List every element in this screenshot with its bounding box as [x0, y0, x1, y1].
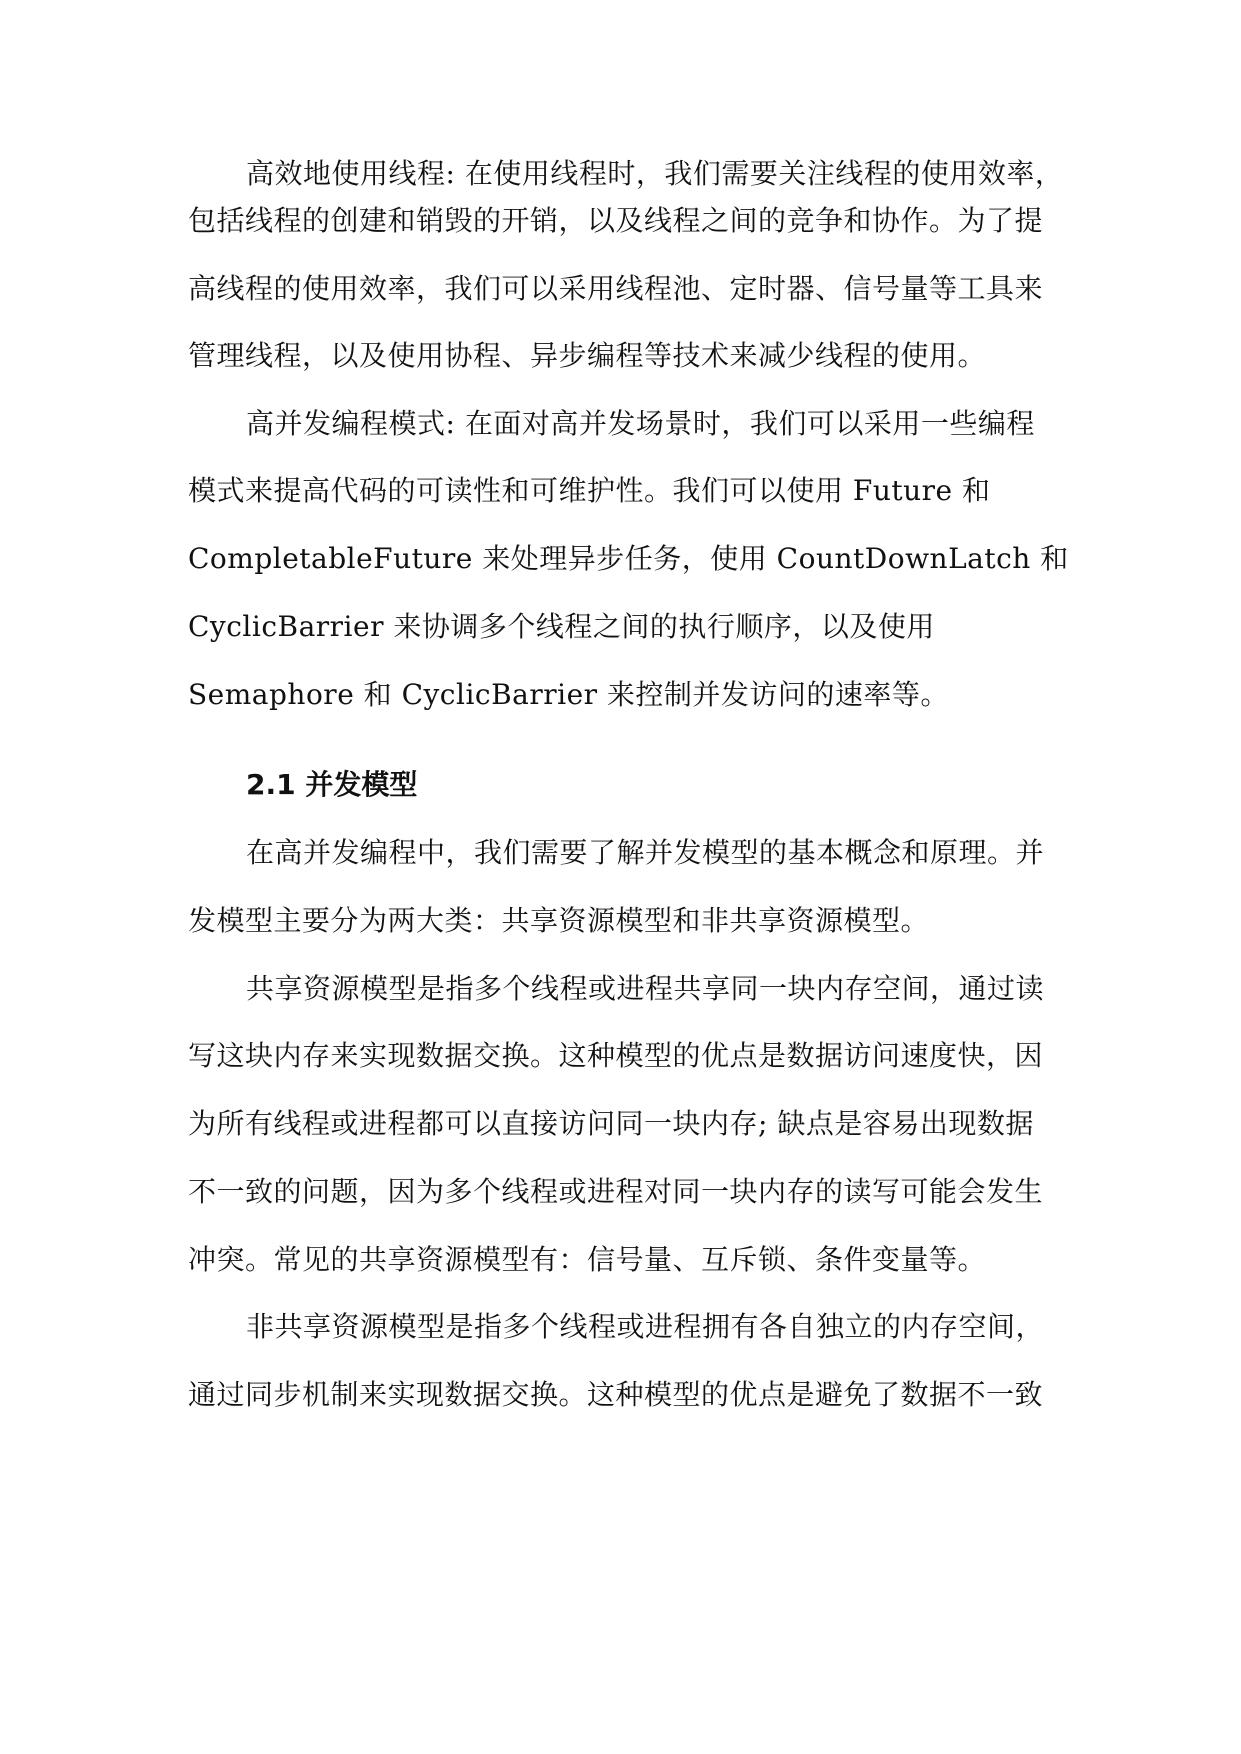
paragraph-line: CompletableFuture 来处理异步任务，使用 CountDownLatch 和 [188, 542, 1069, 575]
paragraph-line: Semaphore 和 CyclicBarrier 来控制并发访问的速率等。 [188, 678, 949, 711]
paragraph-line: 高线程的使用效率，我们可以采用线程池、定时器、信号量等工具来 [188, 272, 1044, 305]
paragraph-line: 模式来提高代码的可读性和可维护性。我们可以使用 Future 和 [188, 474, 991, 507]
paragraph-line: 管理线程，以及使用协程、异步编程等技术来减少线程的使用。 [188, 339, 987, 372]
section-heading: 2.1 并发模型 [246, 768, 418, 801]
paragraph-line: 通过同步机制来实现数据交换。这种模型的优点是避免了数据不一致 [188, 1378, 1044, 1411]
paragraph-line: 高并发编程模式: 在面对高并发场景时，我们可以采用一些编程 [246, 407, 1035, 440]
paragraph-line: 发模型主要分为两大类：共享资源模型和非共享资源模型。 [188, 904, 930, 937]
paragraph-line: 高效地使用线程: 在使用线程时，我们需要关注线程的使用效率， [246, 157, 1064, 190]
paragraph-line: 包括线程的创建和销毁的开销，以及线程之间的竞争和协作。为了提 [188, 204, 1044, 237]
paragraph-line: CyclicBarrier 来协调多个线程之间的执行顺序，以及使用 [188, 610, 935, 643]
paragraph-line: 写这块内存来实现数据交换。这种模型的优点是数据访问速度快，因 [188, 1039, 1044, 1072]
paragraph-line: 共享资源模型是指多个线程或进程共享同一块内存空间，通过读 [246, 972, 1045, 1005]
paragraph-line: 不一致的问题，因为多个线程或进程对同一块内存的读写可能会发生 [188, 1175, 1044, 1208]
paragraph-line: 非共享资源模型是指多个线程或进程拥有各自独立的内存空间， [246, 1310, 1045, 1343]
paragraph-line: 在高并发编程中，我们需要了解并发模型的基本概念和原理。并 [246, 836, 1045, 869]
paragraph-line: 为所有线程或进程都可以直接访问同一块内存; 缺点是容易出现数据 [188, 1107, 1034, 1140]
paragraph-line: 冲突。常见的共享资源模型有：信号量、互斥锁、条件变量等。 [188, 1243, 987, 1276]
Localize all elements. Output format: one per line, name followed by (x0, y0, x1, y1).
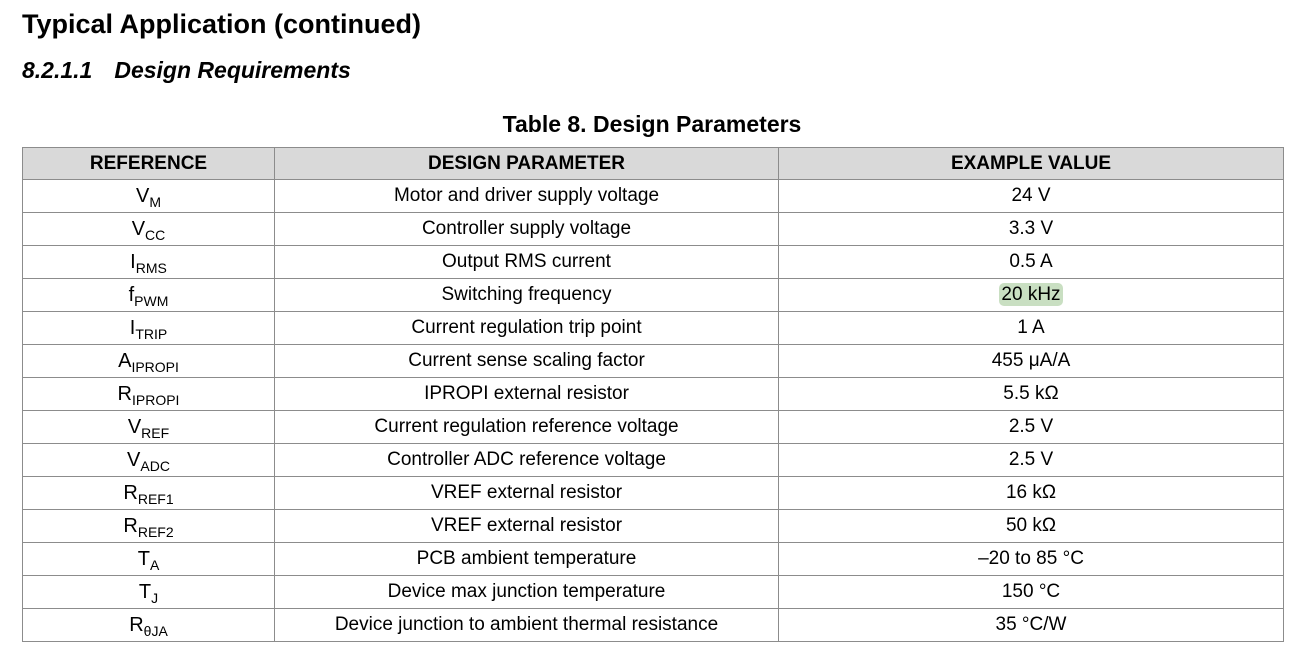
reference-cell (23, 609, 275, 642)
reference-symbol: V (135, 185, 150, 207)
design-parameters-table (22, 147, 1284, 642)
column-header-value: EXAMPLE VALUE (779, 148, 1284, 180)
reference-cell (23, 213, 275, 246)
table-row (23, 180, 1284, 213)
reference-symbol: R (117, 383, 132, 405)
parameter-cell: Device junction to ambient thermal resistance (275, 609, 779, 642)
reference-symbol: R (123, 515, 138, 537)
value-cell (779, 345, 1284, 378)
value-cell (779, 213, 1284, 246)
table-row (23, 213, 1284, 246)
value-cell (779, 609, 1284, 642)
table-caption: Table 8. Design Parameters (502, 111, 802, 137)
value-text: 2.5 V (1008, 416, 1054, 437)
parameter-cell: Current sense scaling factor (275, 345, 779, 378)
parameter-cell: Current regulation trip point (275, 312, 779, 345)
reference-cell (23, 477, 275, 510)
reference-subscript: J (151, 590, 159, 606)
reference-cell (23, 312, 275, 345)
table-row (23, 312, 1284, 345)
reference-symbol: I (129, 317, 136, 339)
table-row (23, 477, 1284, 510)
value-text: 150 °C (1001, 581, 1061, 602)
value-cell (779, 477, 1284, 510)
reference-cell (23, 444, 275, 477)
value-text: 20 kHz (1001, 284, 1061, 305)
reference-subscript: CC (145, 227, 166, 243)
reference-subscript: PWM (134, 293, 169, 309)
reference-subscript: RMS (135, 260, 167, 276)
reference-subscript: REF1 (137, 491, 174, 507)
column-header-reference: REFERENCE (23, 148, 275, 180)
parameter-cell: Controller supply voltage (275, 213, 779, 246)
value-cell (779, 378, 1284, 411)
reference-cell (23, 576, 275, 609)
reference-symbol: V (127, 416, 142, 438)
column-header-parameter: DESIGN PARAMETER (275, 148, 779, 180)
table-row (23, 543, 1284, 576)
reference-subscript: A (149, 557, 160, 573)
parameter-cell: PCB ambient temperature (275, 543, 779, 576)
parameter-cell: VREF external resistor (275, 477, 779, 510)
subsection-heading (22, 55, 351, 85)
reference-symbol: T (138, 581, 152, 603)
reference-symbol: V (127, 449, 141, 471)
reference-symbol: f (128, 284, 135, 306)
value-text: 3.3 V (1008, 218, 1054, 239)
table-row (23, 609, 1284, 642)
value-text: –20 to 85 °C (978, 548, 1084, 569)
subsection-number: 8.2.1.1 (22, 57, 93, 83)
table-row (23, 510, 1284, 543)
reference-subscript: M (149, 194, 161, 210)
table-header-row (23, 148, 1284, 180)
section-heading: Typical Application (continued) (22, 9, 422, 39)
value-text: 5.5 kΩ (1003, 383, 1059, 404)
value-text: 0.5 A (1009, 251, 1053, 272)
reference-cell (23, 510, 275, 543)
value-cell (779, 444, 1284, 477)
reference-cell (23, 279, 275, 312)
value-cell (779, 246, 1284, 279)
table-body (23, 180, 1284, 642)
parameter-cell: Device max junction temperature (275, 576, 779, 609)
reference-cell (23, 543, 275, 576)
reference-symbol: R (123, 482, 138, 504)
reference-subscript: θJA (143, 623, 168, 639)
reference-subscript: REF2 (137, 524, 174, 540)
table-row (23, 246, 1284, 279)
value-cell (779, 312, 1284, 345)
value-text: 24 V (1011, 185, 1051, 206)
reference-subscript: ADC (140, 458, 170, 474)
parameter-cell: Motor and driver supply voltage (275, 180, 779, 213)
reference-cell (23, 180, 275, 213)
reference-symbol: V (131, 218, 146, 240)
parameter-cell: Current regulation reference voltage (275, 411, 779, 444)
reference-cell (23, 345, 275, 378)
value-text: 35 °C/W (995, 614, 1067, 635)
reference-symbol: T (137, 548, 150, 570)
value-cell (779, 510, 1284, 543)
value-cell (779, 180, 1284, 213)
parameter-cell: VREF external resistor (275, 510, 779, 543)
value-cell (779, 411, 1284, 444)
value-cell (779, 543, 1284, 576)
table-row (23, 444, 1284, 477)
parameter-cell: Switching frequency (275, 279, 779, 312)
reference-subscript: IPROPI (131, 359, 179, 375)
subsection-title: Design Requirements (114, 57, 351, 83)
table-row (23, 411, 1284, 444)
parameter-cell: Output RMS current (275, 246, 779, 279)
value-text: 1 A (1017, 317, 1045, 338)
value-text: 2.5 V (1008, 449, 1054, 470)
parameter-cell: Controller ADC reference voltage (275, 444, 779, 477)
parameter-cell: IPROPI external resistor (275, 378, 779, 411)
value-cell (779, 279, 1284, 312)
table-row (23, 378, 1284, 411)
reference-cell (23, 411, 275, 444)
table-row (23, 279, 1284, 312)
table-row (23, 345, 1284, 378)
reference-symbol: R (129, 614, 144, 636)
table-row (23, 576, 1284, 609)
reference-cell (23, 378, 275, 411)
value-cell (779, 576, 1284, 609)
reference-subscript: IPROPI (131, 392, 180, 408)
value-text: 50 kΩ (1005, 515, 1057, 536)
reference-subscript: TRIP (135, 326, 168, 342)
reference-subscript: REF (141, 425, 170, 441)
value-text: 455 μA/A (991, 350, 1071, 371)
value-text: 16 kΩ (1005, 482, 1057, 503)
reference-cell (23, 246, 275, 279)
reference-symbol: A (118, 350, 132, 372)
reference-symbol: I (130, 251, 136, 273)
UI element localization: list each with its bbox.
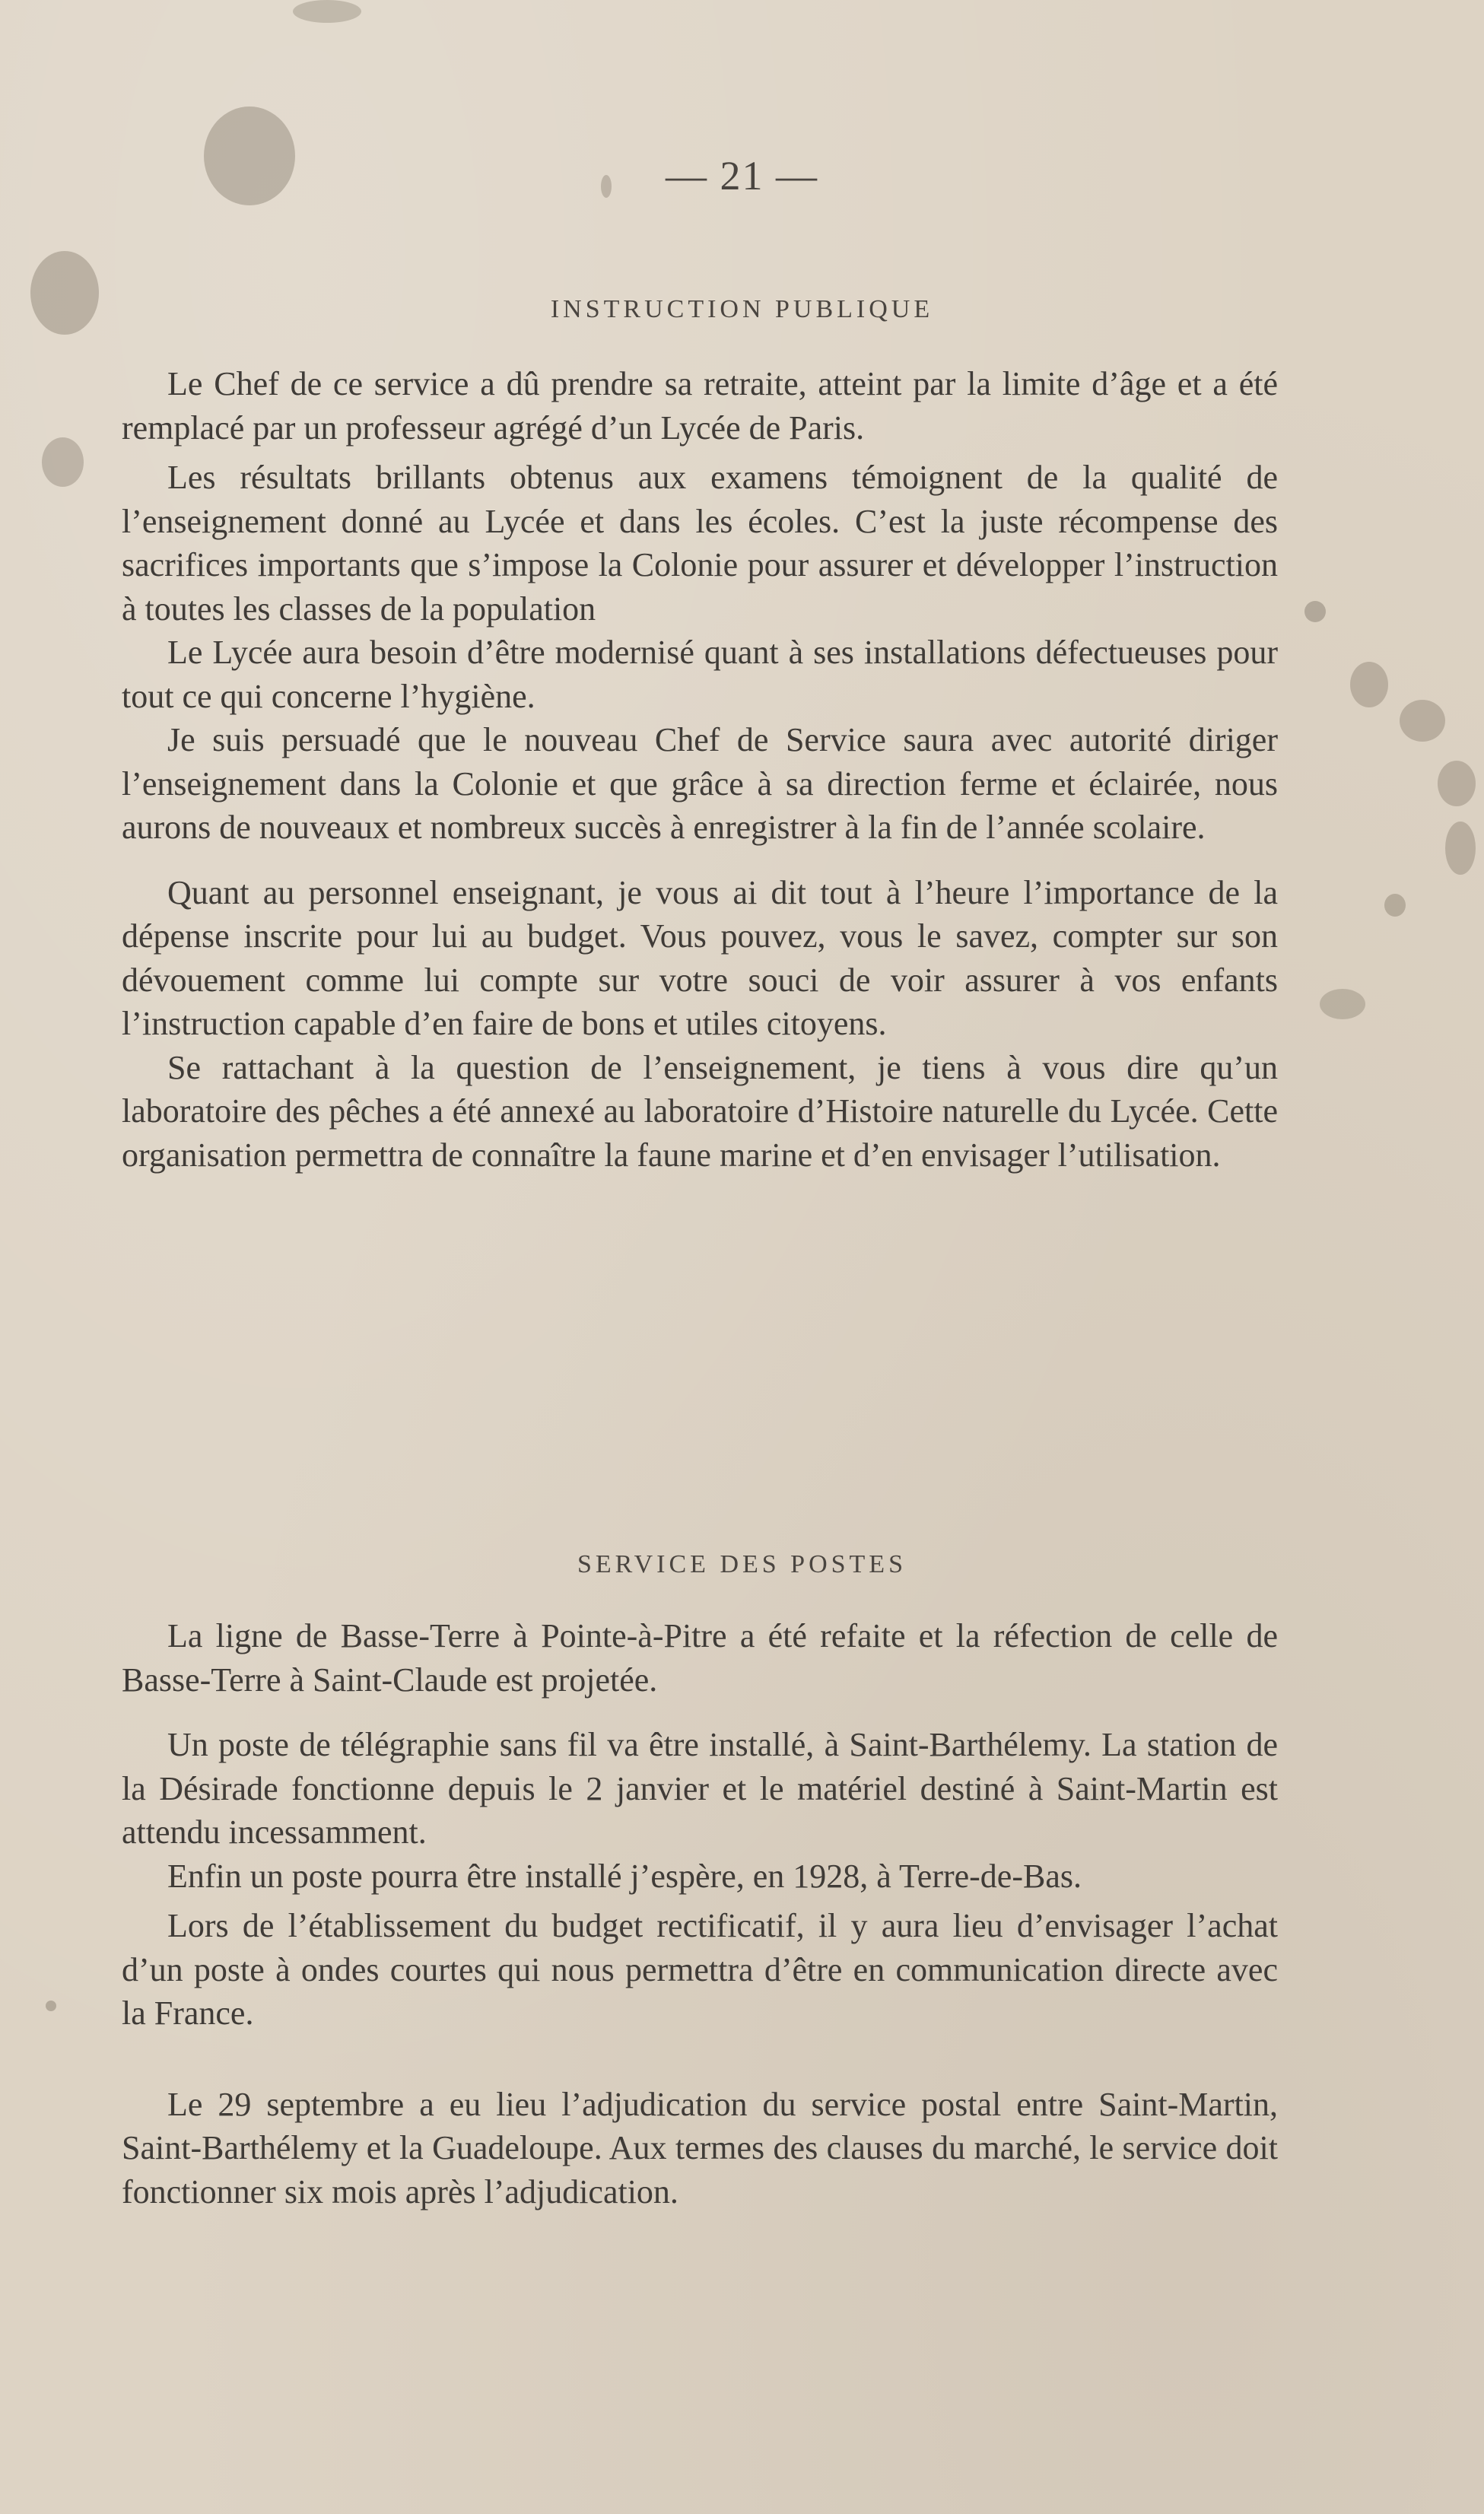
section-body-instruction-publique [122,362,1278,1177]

•••

Pilih dan salin setiap baris catatan di atas yang memuat kata "header", dengan membedakan huruf besar dan huruf kecil.

column-header-value: EXAMPLE VALUE (779, 148, 1284, 180)
column-header-reference: REFERENCE (23, 148, 275, 180)
column-header-parameter: DESIGN PARAMETER (275, 148, 779, 180)
table-header-row (23, 148, 1284, 180)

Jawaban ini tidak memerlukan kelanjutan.